▸ **Job**
Leave the pictures out and transcribe every record exactly.
--- start of Dataset content ---
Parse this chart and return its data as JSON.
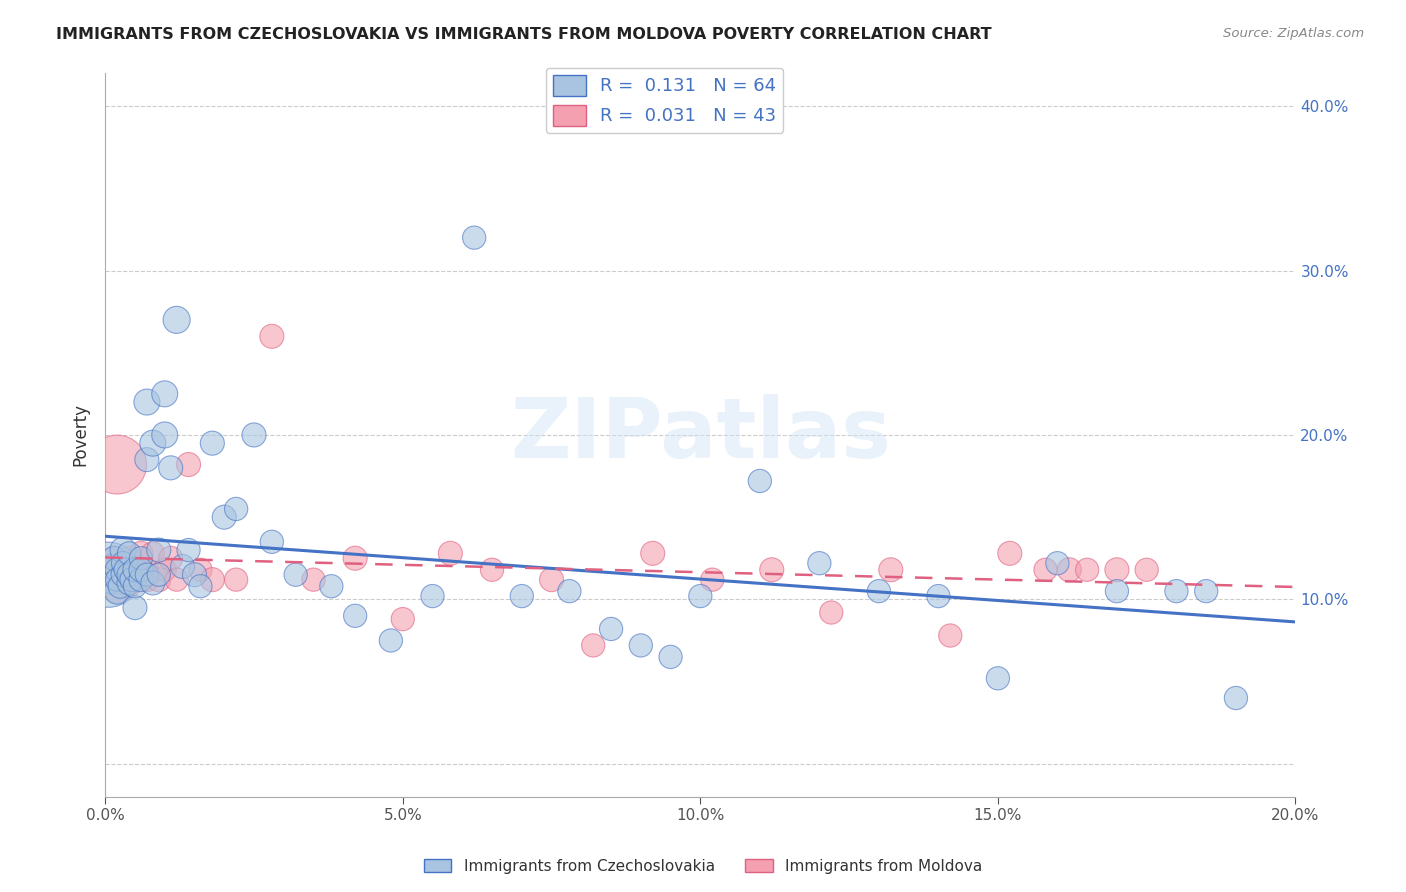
{
  "title": "IMMIGRANTS FROM CZECHOSLOVAKIA VS IMMIGRANTS FROM MOLDOVA POVERTY CORRELATION CHART",
  "source": "Source: ZipAtlas.com",
  "ylabel": "Poverty",
  "xlim": [
    0.0,
    0.2
  ],
  "ylim": [
    -0.02,
    0.42
  ],
  "xticks": [
    0.0,
    0.05,
    0.1,
    0.15,
    0.2
  ],
  "yticks": [
    0.0,
    0.1,
    0.2,
    0.3,
    0.4
  ],
  "xtick_labels": [
    "0.0%",
    "5.0%",
    "10.0%",
    "15.0%",
    "20.0%"
  ],
  "ytick_labels": [
    "",
    "10.0%",
    "20.0%",
    "30.0%",
    "40.0%"
  ],
  "color_czech": "#a8c4e0",
  "color_moldova": "#f4a0b0",
  "line_color_czech": "#4472c4",
  "line_color_moldova": "#e06080",
  "R_czech": 0.131,
  "N_czech": 64,
  "R_moldova": 0.031,
  "N_moldova": 43,
  "watermark": "ZIPatlas",
  "legend_label_czech": "Immigrants from Czechoslovakia",
  "legend_label_moldova": "Immigrants from Moldova",
  "czech_x": [
    0.0005,
    0.001,
    0.001,
    0.0015,
    0.002,
    0.002,
    0.002,
    0.0025,
    0.003,
    0.003,
    0.003,
    0.0035,
    0.004,
    0.004,
    0.004,
    0.0045,
    0.005,
    0.005,
    0.005,
    0.006,
    0.006,
    0.006,
    0.007,
    0.007,
    0.007,
    0.008,
    0.008,
    0.009,
    0.009,
    0.01,
    0.01,
    0.011,
    0.012,
    0.013,
    0.014,
    0.015,
    0.016,
    0.018,
    0.02,
    0.022,
    0.025,
    0.028,
    0.032,
    0.038,
    0.042,
    0.048,
    0.055,
    0.062,
    0.07,
    0.078,
    0.085,
    0.09,
    0.095,
    0.1,
    0.11,
    0.12,
    0.13,
    0.14,
    0.15,
    0.16,
    0.17,
    0.18,
    0.185,
    0.19
  ],
  "czech_y": [
    0.115,
    0.12,
    0.11,
    0.125,
    0.105,
    0.118,
    0.112,
    0.108,
    0.13,
    0.115,
    0.122,
    0.118,
    0.11,
    0.128,
    0.115,
    0.112,
    0.095,
    0.108,
    0.118,
    0.112,
    0.125,
    0.118,
    0.22,
    0.185,
    0.115,
    0.11,
    0.195,
    0.13,
    0.115,
    0.2,
    0.225,
    0.18,
    0.27,
    0.12,
    0.13,
    0.115,
    0.108,
    0.195,
    0.15,
    0.155,
    0.2,
    0.135,
    0.115,
    0.108,
    0.09,
    0.075,
    0.102,
    0.32,
    0.102,
    0.105,
    0.082,
    0.072,
    0.065,
    0.102,
    0.172,
    0.122,
    0.105,
    0.102,
    0.052,
    0.122,
    0.105,
    0.105,
    0.105,
    0.04
  ],
  "czech_size": [
    300,
    300,
    250,
    300,
    350,
    300,
    280,
    300,
    350,
    300,
    280,
    300,
    300,
    280,
    300,
    300,
    300,
    280,
    300,
    300,
    280,
    300,
    350,
    300,
    280,
    300,
    350,
    300,
    280,
    350,
    350,
    300,
    380,
    300,
    280,
    300,
    280,
    300,
    300,
    280,
    300,
    280,
    280,
    280,
    280,
    280,
    280,
    280,
    280,
    280,
    280,
    280,
    280,
    280,
    280,
    280,
    280,
    280,
    280,
    280,
    280,
    280,
    280,
    280
  ],
  "czech_size_special": [
    0,
    2200
  ],
  "moldova_x": [
    0.0005,
    0.001,
    0.0015,
    0.002,
    0.002,
    0.003,
    0.003,
    0.004,
    0.004,
    0.005,
    0.005,
    0.006,
    0.007,
    0.007,
    0.008,
    0.009,
    0.01,
    0.011,
    0.012,
    0.014,
    0.016,
    0.018,
    0.022,
    0.028,
    0.035,
    0.042,
    0.05,
    0.058,
    0.065,
    0.075,
    0.082,
    0.092,
    0.102,
    0.112,
    0.122,
    0.132,
    0.142,
    0.152,
    0.158,
    0.162,
    0.165,
    0.17,
    0.175
  ],
  "moldova_y": [
    0.118,
    0.112,
    0.125,
    0.105,
    0.182,
    0.118,
    0.112,
    0.125,
    0.108,
    0.118,
    0.112,
    0.128,
    0.118,
    0.112,
    0.128,
    0.112,
    0.118,
    0.125,
    0.112,
    0.182,
    0.118,
    0.112,
    0.112,
    0.26,
    0.112,
    0.125,
    0.088,
    0.128,
    0.118,
    0.112,
    0.072,
    0.128,
    0.112,
    0.118,
    0.092,
    0.118,
    0.078,
    0.128,
    0.118,
    0.118,
    0.118,
    0.118,
    0.118
  ],
  "moldova_size": [
    300,
    300,
    280,
    300,
    1800,
    300,
    280,
    300,
    280,
    300,
    280,
    300,
    280,
    300,
    280,
    300,
    280,
    300,
    280,
    300,
    280,
    300,
    280,
    300,
    280,
    300,
    280,
    300,
    280,
    300,
    280,
    300,
    280,
    300,
    280,
    300,
    280,
    300,
    280,
    300,
    280,
    300,
    280
  ]
}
--- end of Dataset content ---
▸ **Finished task**
Parse this chart and return its data as JSON.
{
  "title": "IMMIGRANTS FROM CZECHOSLOVAKIA VS IMMIGRANTS FROM MOLDOVA POVERTY CORRELATION CHART",
  "source": "Source: ZipAtlas.com",
  "ylabel": "Poverty",
  "xlim": [
    0.0,
    0.2
  ],
  "ylim": [
    -0.02,
    0.42
  ],
  "xticks": [
    0.0,
    0.05,
    0.1,
    0.15,
    0.2
  ],
  "yticks": [
    0.0,
    0.1,
    0.2,
    0.3,
    0.4
  ],
  "xtick_labels": [
    "0.0%",
    "5.0%",
    "10.0%",
    "15.0%",
    "20.0%"
  ],
  "ytick_labels": [
    "",
    "10.0%",
    "20.0%",
    "30.0%",
    "40.0%"
  ],
  "color_czech": "#a8c4e0",
  "color_moldova": "#f4a0b0",
  "line_color_czech": "#4472c4",
  "line_color_moldova": "#e06080",
  "R_czech": 0.131,
  "N_czech": 64,
  "R_moldova": 0.031,
  "N_moldova": 43,
  "watermark": "ZIPatlas",
  "legend_label_czech": "Immigrants from Czechoslovakia",
  "legend_label_moldova": "Immigrants from Moldova",
  "czech_x": [
    0.0005,
    0.001,
    0.001,
    0.0015,
    0.002,
    0.002,
    0.002,
    0.0025,
    0.003,
    0.003,
    0.003,
    0.0035,
    0.004,
    0.004,
    0.004,
    0.0045,
    0.005,
    0.005,
    0.005,
    0.006,
    0.006,
    0.006,
    0.007,
    0.007,
    0.007,
    0.008,
    0.008,
    0.009,
    0.009,
    0.01,
    0.01,
    0.011,
    0.012,
    0.013,
    0.014,
    0.015,
    0.016,
    0.018,
    0.02,
    0.022,
    0.025,
    0.028,
    0.032,
    0.038,
    0.042,
    0.048,
    0.055,
    0.062,
    0.07,
    0.078,
    0.085,
    0.09,
    0.095,
    0.1,
    0.11,
    0.12,
    0.13,
    0.14,
    0.15,
    0.16,
    0.17,
    0.18,
    0.185,
    0.19
  ],
  "czech_y": [
    0.115,
    0.12,
    0.11,
    0.125,
    0.105,
    0.118,
    0.112,
    0.108,
    0.13,
    0.115,
    0.122,
    0.118,
    0.11,
    0.128,
    0.115,
    0.112,
    0.095,
    0.108,
    0.118,
    0.112,
    0.125,
    0.118,
    0.22,
    0.185,
    0.115,
    0.11,
    0.195,
    0.13,
    0.115,
    0.2,
    0.225,
    0.18,
    0.27,
    0.12,
    0.13,
    0.115,
    0.108,
    0.195,
    0.15,
    0.155,
    0.2,
    0.135,
    0.115,
    0.108,
    0.09,
    0.075,
    0.102,
    0.32,
    0.102,
    0.105,
    0.082,
    0.072,
    0.065,
    0.102,
    0.172,
    0.122,
    0.105,
    0.102,
    0.052,
    0.122,
    0.105,
    0.105,
    0.105,
    0.04
  ],
  "czech_size": [
    300,
    300,
    250,
    300,
    350,
    300,
    280,
    300,
    350,
    300,
    280,
    300,
    300,
    280,
    300,
    300,
    300,
    280,
    300,
    300,
    280,
    300,
    350,
    300,
    280,
    300,
    350,
    300,
    280,
    350,
    350,
    300,
    380,
    300,
    280,
    300,
    280,
    300,
    300,
    280,
    300,
    280,
    280,
    280,
    280,
    280,
    280,
    280,
    280,
    280,
    280,
    280,
    280,
    280,
    280,
    280,
    280,
    280,
    280,
    280,
    280,
    280,
    280,
    280
  ],
  "czech_size_special": [
    0,
    2200
  ],
  "moldova_x": [
    0.0005,
    0.001,
    0.0015,
    0.002,
    0.002,
    0.003,
    0.003,
    0.004,
    0.004,
    0.005,
    0.005,
    0.006,
    0.007,
    0.007,
    0.008,
    0.009,
    0.01,
    0.011,
    0.012,
    0.014,
    0.016,
    0.018,
    0.022,
    0.028,
    0.035,
    0.042,
    0.05,
    0.058,
    0.065,
    0.075,
    0.082,
    0.092,
    0.102,
    0.112,
    0.122,
    0.132,
    0.142,
    0.152,
    0.158,
    0.162,
    0.165,
    0.17,
    0.175
  ],
  "moldova_y": [
    0.118,
    0.112,
    0.125,
    0.105,
    0.182,
    0.118,
    0.112,
    0.125,
    0.108,
    0.118,
    0.112,
    0.128,
    0.118,
    0.112,
    0.128,
    0.112,
    0.118,
    0.125,
    0.112,
    0.182,
    0.118,
    0.112,
    0.112,
    0.26,
    0.112,
    0.125,
    0.088,
    0.128,
    0.118,
    0.112,
    0.072,
    0.128,
    0.112,
    0.118,
    0.092,
    0.118,
    0.078,
    0.128,
    0.118,
    0.118,
    0.118,
    0.118,
    0.118
  ],
  "moldova_size": [
    300,
    300,
    280,
    300,
    1800,
    300,
    280,
    300,
    280,
    300,
    280,
    300,
    280,
    300,
    280,
    300,
    280,
    300,
    280,
    300,
    280,
    300,
    280,
    300,
    280,
    300,
    280,
    300,
    280,
    300,
    280,
    300,
    280,
    300,
    280,
    300,
    280,
    300,
    280,
    300,
    280,
    300,
    280
  ]
}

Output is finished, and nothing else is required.